Could you output each line of the data that follows exactly?

(Some records)
::::::::::
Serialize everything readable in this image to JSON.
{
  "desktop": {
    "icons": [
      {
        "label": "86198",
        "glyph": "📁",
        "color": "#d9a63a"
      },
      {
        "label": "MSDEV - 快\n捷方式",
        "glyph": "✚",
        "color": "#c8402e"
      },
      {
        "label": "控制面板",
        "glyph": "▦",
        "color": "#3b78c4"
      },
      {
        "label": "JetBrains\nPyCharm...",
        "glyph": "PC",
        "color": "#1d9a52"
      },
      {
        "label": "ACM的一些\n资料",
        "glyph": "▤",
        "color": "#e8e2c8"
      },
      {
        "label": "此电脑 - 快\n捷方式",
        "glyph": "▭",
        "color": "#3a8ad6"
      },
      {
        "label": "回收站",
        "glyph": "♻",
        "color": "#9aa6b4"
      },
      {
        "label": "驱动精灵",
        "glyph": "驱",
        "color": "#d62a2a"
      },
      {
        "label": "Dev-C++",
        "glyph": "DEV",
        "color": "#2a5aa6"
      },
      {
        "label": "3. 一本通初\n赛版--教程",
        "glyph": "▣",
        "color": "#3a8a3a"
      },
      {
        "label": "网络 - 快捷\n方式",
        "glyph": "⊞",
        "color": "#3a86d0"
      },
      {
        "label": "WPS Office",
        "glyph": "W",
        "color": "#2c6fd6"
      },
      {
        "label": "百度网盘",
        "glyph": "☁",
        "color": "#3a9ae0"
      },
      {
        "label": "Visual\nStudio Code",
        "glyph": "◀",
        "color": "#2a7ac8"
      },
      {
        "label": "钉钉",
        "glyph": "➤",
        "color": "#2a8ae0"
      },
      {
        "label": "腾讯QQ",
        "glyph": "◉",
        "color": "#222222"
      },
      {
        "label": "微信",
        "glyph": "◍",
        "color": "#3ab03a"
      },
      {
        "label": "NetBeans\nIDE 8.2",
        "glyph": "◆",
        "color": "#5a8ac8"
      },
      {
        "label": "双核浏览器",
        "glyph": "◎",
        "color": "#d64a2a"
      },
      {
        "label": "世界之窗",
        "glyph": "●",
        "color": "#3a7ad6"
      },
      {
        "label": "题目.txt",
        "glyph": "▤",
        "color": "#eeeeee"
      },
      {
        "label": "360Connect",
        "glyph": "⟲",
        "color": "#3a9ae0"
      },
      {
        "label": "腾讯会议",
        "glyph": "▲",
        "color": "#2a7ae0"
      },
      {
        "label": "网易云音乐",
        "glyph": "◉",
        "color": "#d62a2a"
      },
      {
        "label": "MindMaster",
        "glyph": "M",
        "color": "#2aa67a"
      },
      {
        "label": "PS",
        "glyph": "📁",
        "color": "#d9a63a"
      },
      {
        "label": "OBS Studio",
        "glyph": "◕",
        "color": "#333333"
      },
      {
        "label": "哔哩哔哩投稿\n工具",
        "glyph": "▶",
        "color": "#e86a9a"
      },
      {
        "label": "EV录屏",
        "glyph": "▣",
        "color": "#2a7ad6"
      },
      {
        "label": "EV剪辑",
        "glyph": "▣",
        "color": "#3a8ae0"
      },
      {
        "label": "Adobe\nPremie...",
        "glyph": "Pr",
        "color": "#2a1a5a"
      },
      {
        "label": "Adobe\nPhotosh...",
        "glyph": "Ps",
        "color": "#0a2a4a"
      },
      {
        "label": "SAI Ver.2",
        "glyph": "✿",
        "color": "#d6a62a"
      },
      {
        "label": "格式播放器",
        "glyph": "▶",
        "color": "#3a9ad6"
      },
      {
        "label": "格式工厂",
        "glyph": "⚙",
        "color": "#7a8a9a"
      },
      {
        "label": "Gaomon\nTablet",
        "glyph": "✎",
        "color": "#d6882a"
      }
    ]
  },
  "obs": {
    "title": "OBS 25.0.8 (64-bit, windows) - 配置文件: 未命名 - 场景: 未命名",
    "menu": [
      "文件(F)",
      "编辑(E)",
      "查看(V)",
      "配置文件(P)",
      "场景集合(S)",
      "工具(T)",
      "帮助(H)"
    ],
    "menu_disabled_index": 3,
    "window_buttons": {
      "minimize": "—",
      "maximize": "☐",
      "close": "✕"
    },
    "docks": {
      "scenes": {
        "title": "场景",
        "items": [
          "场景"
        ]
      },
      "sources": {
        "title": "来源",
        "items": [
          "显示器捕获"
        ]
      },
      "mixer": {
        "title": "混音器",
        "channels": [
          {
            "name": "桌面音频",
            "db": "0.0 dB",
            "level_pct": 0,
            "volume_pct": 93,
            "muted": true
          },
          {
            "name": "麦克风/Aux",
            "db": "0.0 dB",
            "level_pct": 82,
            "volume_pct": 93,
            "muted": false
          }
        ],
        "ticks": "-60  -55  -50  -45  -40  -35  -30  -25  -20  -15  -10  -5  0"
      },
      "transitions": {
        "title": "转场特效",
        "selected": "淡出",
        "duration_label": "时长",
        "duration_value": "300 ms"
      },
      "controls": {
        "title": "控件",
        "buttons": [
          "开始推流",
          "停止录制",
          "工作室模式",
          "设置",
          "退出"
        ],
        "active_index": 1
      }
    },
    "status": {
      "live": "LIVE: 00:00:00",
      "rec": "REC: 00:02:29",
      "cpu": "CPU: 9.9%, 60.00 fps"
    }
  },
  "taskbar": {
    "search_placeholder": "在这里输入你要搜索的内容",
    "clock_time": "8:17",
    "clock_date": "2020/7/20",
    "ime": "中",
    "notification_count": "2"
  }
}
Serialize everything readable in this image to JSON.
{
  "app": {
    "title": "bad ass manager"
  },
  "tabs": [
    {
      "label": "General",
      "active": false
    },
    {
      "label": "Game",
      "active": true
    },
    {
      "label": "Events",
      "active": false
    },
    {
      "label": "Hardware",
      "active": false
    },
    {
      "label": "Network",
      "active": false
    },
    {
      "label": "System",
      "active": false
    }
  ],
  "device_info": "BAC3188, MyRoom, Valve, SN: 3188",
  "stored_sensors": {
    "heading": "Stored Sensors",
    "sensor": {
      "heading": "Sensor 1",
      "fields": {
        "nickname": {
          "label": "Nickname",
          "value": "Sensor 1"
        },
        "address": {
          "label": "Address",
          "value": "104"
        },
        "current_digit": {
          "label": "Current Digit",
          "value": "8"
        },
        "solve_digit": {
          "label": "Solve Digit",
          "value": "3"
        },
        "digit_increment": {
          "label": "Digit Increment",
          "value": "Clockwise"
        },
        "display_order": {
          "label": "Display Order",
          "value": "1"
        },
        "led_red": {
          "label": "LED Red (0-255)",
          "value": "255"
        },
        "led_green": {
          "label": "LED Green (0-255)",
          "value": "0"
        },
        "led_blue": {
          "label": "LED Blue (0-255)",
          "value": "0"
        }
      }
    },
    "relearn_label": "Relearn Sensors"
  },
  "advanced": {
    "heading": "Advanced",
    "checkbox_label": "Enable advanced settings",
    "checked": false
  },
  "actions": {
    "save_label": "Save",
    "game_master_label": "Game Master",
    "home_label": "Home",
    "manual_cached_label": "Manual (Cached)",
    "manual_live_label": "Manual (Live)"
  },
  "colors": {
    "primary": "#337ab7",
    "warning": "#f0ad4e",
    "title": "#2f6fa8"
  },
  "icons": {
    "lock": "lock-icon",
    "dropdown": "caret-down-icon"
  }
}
::::::::::
Task result:
Serialize everything readable in this image to JSON.
{
  "desktop": {
    "icons": [
      {
        "label": "86198",
        "glyph": "📁",
        "color": "#d9a63a"
      },
      {
        "label": "MSDEV - 快\n捷方式",
        "glyph": "✚",
        "color": "#c8402e"
      },
      {
        "label": "控制面板",
        "glyph": "▦",
        "color": "#3b78c4"
      },
      {
        "label": "JetBrains\nPyCharm...",
        "glyph": "PC",
        "color": "#1d9a52"
      },
      {
        "label": "ACM的一些\n资料",
        "glyph": "▤",
        "color": "#e8e2c8"
      },
      {
        "label": "此电脑 - 快\n捷方式",
        "glyph": "▭",
        "color": "#3a8ad6"
      },
      {
        "label": "回收站",
        "glyph": "♻",
        "color": "#9aa6b4"
      },
      {
        "label": "驱动精灵",
        "glyph": "驱",
        "color": "#d62a2a"
      },
      {
        "label": "Dev-C++",
        "glyph": "DEV",
        "color": "#2a5aa6"
      },
      {
        "label": "3. 一本通初\n赛版--教程",
        "glyph": "▣",
        "color": "#3a8a3a"
      },
      {
        "label": "网络 - 快捷\n方式",
        "glyph": "⊞",
        "color": "#3a86d0"
      },
      {
        "label": "WPS Office",
        "glyph": "W",
        "color": "#2c6fd6"
      },
      {
        "label": "百度网盘",
        "glyph": "☁",
        "color": "#3a9ae0"
      },
      {
        "label": "Visual\nStudio Code",
        "glyph": "◀",
        "color": "#2a7ac8"
      },
      {
        "label": "钉钉",
        "glyph": "➤",
        "color": "#2a8ae0"
      },
      {
        "label": "腾讯QQ",
        "glyph": "◉",
        "color": "#222222"
      },
      {
        "label": "微信",
        "glyph": "◍",
        "color": "#3ab03a"
      },
      {
        "label": "NetBeans\nIDE 8.2",
        "glyph": "◆",
        "color": "#5a8ac8"
      },
      {
        "label": "双核浏览器",
        "glyph": "◎",
        "color": "#d64a2a"
      },
      {
        "label": "世界之窗",
        "glyph": "●",
        "color": "#3a7ad6"
      },
      {
        "label": "题目.txt",
        "glyph": "▤",
        "color": "#eeeeee"
      },
      {
        "label": "360Connect",
        "glyph": "⟲",
        "color": "#3a9ae0"
      },
      {
        "label": "腾讯会议",
        "glyph": "▲",
        "color": "#2a7ae0"
      },
      {
        "label": "网易云音乐",
        "glyph": "◉",
        "color": "#d62a2a"
      },
      {
        "label": "MindMaster",
        "glyph": "M",
        "color": "#2aa67a"
      },
      {
        "label": "PS",
        "glyph": "📁",
        "color": "#d9a63a"
      },
      {
        "label": "OBS Studio",
        "glyph": "◕",
        "color": "#333333"
      },
      {
        "label": "哔哩哔哩投稿\n工具",
        "glyph": "▶",
        "color": "#e86a9a"
      },
      {
        "label": "EV录屏",
        "glyph": "▣",
        "color": "#2a7ad6"
      },
      {
        "label": "EV剪辑",
        "glyph": "▣",
        "color": "#3a8ae0"
      },
      {
        "label": "Adobe\nPremie...",
        "glyph": "Pr",
        "color": "#2a1a5a"
      },
      {
        "label": "Adobe\nPhotosh...",
        "glyph": "Ps",
        "color": "#0a2a4a"
      },
      {
        "label": "SAI Ver.2",
        "glyph": "✿",
        "color": "#d6a62a"
      },
      {
        "label": "格式播放器",
        "glyph": "▶",
        "color": "#3a9ad6"
      },
      {
        "label": "格式工厂",
        "glyph": "⚙",
        "color": "#7a8a9a"
      },
      {
        "label": "Gaomon\nTablet",
        "glyph": "✎",
        "color": "#d6882a"
      }
    ]
  },
  "obs": {
    "title": "OBS 25.0.8 (64-bit, windows) - 配置文件: 未命名 - 场景: 未命名",
    "menu": [
      "文件(F)",
      "编辑(E)",
      "查看(V)",
      "配置文件(P)",
      "场景集合(S)",
      "工具(T)",
      "帮助(H)"
    ],
    "menu_disabled_index": 3,
    "window_buttons": {
      "minimize": "—",
      "maximize": "☐",
      "close": "✕"
    },
    "docks": {
      "scenes": {
        "title": "场景",
        "items": [
          "场景"
        ]
      },
      "sources": {
        "title": "来源",
        "items": [
          "显示器捕获"
        ]
      },
      "mixer": {
        "title": "混音器",
        "channels": [
          {
            "name": "桌面音频",
            "db": "0.0 dB",
            "level_pct": 0,
            "volume_pct": 93,
            "muted": true
          },
          {
            "name": "麦克风/Aux",
            "db": "0.0 dB",
            "level_pct": 82,
            "volume_pct": 93,
            "muted": false
          }
        ],
        "ticks": "-60  -55  -50  -45  -40  -35  -30  -25  -20  -15  -10  -5  0"
      },
      "transitions": {
        "title": "转场特效",
        "selected": "淡出",
        "duration_label": "时长",
        "duration_value": "300 ms"
      },
      "controls": {
        "title": "控件",
        "buttons": [
          "开始推流",
          "停止录制",
          "工作室模式",
          "设置",
          "退出"
        ],
        "active_index": 1
      }
    },
    "status": {
      "live": "LIVE: 00:00:00",
      "rec": "REC: 00:02:29",
      "cpu": "CPU: 9.9%, 60.00 fps"
    }
  },
  "taskbar": {
    "search_placeholder": "在这里输入你要搜索的内容",
    "clock_time": "8:17",
    "clock_date": "2020/7/20",
    "ime": "中",
    "notification_count": "2"
  }
}
Serialize everything readable in this image to JSON.
{
  "app": {
    "title": "bad ass manager"
  },
  "tabs": [
    {
      "label": "General",
      "active": false
    },
    {
      "label": "Game",
      "active": true
    },
    {
      "label": "Events",
      "active": false
    },
    {
      "label": "Hardware",
      "active": false
    },
    {
      "label": "Network",
      "active": false
    },
    {
      "label": "System",
      "active": false
    }
  ],
  "device_info": "BAC3188, MyRoom, Valve, SN: 3188",
  "stored_sensors": {
    "heading": "Stored Sensors",
    "sensor": {
      "heading": "Sensor 1",
      "fields": {
        "nickname": {
          "label": "Nickname",
          "value": "Sensor 1"
        },
        "address": {
          "label": "Address",
          "value": "104"
        },
        "current_digit": {
          "label": "Current Digit",
          "value": "8"
        },
        "solve_digit": {
          "label": "Solve Digit",
          "value": "3"
        },
        "digit_increment": {
          "label": "Digit Increment",
          "value": "Clockwise"
        },
        "display_order": {
          "label": "Display Order",
          "value": "1"
        },
        "led_red": {
          "label": "LED Red (0-255)",
          "value": "255"
        },
        "led_green": {
          "label": "LED Green (0-255)",
          "value": "0"
        },
        "led_blue": {
          "label": "LED Blue (0-255)",
          "value": "0"
        }
      }
    },
    "relearn_label": "Relearn Sensors"
  },
  "advanced": {
    "heading": "Advanced",
    "checkbox_label": "Enable advanced settings",
    "checked": false
  },
  "actions": {
    "save_label": "Save",
    "game_master_label": "Game Master",
    "home_label": "Home",
    "manual_cached_label": "Manual (Cached)",
    "manual_live_label": "Manual (Live)"
  },
  "colors": {
    "primary": "#337ab7",
    "warning": "#f0ad4e",
    "title": "#2f6fa8"
  },
  "icons": {
    "lock": "lock-icon",
    "dropdown": "caret-down-icon"
  }
}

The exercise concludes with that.